> Rows:
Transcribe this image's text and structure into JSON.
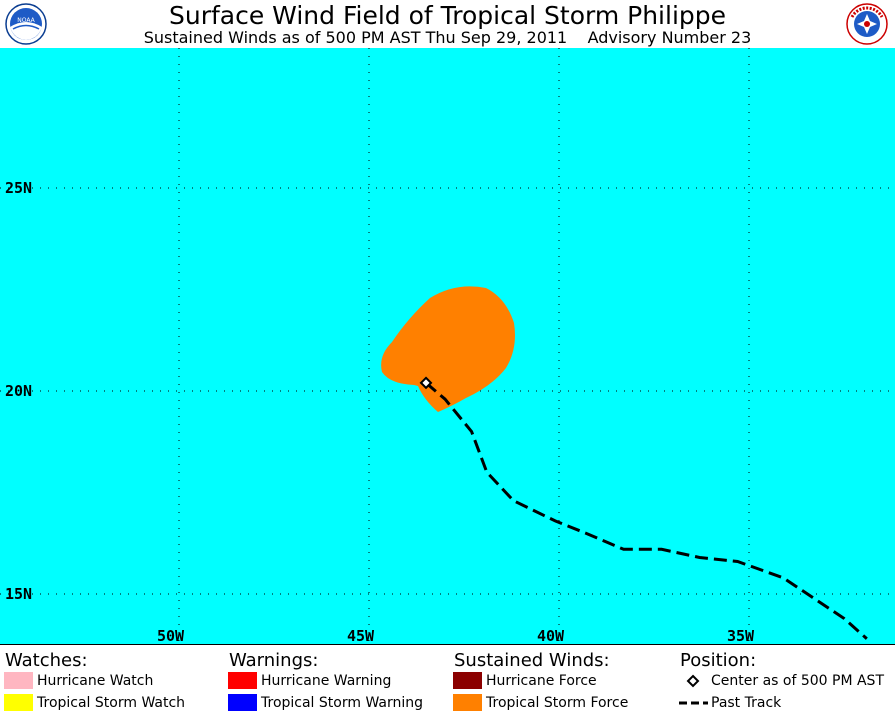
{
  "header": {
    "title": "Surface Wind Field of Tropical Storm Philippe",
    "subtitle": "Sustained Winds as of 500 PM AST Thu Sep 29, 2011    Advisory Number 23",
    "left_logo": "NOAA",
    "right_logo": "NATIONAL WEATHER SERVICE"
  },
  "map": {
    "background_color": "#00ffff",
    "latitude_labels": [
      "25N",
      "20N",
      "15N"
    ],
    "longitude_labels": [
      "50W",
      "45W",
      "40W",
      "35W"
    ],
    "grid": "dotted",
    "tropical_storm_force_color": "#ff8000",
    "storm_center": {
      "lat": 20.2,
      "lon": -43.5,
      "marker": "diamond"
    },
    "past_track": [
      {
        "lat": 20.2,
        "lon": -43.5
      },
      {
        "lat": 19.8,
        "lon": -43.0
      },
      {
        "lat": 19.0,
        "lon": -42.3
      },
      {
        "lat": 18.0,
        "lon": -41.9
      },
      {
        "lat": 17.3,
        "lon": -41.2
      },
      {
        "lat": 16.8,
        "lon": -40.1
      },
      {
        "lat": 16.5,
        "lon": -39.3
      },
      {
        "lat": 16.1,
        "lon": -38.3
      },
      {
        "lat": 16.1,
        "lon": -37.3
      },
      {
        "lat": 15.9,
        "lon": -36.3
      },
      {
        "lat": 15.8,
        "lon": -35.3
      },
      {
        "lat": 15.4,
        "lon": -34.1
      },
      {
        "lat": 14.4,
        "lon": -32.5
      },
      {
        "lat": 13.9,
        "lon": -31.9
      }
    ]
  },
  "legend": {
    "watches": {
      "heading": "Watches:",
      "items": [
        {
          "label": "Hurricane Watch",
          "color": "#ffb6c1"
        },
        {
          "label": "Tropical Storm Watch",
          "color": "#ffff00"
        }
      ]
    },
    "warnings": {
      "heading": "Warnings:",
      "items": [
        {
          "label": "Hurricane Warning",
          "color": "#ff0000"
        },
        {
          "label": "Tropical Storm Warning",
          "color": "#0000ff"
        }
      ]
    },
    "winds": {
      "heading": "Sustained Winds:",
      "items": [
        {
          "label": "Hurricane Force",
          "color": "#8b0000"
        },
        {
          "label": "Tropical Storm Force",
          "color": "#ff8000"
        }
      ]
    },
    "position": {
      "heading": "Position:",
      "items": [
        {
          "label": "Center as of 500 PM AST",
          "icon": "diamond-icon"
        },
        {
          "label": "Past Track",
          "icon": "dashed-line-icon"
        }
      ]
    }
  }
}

* * *

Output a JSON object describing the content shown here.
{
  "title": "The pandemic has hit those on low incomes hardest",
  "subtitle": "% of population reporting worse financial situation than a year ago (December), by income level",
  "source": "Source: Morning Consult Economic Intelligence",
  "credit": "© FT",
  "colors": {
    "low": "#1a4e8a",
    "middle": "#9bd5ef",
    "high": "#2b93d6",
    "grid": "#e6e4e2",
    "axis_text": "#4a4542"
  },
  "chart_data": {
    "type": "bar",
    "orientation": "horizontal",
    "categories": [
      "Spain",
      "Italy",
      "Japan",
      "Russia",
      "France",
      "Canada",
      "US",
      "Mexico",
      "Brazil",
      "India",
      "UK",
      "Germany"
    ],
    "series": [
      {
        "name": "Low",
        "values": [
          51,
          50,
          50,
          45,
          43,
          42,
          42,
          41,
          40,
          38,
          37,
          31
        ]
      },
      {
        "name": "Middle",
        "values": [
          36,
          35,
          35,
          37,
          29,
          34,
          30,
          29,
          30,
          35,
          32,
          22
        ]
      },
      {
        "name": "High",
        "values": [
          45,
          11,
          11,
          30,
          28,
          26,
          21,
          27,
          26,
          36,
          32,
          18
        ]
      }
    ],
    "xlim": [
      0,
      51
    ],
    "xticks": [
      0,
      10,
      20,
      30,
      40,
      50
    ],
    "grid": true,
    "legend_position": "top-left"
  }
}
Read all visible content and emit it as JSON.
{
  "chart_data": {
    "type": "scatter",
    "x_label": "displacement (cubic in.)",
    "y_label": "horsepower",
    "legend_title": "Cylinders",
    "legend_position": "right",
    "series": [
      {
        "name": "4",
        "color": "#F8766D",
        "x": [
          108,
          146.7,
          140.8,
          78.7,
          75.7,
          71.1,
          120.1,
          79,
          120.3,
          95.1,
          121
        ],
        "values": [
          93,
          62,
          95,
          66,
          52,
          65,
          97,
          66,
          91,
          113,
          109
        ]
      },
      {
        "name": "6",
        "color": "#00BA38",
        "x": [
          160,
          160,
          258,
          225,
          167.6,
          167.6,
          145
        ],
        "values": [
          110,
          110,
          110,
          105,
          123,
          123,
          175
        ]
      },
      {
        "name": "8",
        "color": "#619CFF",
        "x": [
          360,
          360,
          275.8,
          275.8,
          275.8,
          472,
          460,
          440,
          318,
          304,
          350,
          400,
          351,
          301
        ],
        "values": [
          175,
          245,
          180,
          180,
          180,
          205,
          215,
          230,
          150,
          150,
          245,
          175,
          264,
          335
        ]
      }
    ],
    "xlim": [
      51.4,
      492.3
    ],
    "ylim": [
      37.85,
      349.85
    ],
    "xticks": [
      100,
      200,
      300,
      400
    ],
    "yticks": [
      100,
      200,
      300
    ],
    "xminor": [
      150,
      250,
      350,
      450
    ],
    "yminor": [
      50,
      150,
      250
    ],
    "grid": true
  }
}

* * *

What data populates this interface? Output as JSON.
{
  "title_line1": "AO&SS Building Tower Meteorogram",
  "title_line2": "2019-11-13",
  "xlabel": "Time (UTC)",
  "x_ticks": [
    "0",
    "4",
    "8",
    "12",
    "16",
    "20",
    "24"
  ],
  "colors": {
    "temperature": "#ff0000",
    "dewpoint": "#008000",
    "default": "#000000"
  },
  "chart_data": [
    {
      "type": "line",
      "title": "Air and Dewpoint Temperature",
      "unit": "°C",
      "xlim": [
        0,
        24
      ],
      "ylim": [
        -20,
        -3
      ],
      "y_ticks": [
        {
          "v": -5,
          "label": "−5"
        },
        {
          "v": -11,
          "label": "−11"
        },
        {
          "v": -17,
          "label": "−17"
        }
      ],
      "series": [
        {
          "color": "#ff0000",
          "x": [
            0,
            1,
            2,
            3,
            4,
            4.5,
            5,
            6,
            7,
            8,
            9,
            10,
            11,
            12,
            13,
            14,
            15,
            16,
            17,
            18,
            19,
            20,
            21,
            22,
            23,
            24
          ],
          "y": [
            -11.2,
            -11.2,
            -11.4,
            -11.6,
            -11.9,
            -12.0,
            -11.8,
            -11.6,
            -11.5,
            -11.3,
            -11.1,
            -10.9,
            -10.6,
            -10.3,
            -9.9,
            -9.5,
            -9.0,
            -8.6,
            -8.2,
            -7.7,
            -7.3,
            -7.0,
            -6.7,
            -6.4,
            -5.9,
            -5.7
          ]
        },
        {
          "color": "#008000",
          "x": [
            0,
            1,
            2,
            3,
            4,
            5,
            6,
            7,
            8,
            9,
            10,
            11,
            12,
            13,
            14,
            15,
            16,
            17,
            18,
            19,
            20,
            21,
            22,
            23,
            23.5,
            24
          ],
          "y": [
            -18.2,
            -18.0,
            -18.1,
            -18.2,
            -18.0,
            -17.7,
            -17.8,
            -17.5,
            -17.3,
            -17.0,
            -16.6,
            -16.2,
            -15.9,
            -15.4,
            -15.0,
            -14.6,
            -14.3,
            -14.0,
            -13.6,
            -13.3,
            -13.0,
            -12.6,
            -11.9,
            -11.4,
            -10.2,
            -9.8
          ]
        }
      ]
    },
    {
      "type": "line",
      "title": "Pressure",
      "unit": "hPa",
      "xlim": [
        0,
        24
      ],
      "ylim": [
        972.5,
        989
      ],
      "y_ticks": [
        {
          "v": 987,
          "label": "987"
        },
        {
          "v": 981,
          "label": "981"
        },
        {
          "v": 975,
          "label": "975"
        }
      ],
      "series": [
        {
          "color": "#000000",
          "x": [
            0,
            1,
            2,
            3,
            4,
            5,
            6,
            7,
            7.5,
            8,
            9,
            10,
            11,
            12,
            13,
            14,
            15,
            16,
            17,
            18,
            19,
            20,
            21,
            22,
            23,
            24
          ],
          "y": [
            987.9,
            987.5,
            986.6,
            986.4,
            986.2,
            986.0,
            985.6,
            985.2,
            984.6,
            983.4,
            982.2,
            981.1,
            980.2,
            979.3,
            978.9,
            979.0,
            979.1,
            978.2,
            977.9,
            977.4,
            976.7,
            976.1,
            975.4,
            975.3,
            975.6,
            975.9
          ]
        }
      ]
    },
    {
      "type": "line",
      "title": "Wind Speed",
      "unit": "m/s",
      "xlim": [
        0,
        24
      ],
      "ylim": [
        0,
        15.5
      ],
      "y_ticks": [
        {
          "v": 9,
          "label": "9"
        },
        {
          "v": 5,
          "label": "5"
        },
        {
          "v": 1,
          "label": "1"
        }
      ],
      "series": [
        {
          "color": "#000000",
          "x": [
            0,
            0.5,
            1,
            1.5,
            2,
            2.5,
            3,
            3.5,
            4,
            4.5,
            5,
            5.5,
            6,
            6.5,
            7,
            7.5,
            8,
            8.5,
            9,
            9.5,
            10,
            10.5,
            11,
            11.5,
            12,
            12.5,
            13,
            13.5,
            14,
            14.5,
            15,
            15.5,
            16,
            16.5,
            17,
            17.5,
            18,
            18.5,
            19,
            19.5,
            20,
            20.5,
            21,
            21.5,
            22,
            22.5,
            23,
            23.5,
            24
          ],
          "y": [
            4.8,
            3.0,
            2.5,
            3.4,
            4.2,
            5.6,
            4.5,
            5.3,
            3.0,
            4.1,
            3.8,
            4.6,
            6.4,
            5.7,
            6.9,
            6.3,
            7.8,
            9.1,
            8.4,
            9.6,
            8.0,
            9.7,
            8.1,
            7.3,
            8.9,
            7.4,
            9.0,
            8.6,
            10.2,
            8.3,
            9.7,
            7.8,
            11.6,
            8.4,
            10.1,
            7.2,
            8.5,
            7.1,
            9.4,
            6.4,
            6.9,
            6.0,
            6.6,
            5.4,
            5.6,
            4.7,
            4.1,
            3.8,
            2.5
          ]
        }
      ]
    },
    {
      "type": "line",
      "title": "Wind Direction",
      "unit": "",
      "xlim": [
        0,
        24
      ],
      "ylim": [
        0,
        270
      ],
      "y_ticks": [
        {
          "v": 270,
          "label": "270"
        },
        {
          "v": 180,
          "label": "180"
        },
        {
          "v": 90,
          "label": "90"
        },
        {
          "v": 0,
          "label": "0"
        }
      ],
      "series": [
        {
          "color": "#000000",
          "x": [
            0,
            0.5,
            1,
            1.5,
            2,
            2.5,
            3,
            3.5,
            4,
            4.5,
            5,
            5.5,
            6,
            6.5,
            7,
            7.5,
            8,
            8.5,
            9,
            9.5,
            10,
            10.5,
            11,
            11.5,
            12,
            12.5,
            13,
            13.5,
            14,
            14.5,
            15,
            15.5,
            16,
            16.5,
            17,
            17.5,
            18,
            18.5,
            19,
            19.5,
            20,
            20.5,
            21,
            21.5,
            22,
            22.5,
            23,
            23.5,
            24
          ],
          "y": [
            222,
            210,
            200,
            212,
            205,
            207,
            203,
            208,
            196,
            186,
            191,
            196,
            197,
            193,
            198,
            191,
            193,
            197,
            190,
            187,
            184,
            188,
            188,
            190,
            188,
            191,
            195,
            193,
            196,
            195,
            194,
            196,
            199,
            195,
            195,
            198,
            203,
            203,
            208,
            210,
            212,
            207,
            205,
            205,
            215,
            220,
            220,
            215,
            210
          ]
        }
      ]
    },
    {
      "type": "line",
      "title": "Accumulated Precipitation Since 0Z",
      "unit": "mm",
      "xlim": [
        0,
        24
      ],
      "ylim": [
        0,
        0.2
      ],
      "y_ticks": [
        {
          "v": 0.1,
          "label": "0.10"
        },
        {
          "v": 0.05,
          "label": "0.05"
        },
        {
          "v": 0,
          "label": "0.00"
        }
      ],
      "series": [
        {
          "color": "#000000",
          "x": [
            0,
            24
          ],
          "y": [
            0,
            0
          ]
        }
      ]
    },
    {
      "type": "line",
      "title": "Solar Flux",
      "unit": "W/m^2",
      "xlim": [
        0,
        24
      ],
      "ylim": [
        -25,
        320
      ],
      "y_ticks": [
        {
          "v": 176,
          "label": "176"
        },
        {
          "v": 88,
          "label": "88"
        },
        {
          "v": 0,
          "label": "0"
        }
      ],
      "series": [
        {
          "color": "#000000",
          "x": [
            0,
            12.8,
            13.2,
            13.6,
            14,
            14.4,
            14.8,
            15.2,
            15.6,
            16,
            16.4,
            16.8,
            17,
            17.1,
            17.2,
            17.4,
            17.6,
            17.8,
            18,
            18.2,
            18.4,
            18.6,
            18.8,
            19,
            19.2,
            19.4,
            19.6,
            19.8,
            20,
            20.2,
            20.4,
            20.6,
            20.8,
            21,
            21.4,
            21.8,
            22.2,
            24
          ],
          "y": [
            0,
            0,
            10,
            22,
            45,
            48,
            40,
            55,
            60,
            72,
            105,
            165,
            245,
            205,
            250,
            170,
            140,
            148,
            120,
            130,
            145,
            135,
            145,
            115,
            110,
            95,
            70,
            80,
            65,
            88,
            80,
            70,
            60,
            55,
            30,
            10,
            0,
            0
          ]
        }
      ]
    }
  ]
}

> Task to complete:
Of the lines in the data, how many contain the word "JSON"? Provide the number and nothing further.

> Correct answer:
4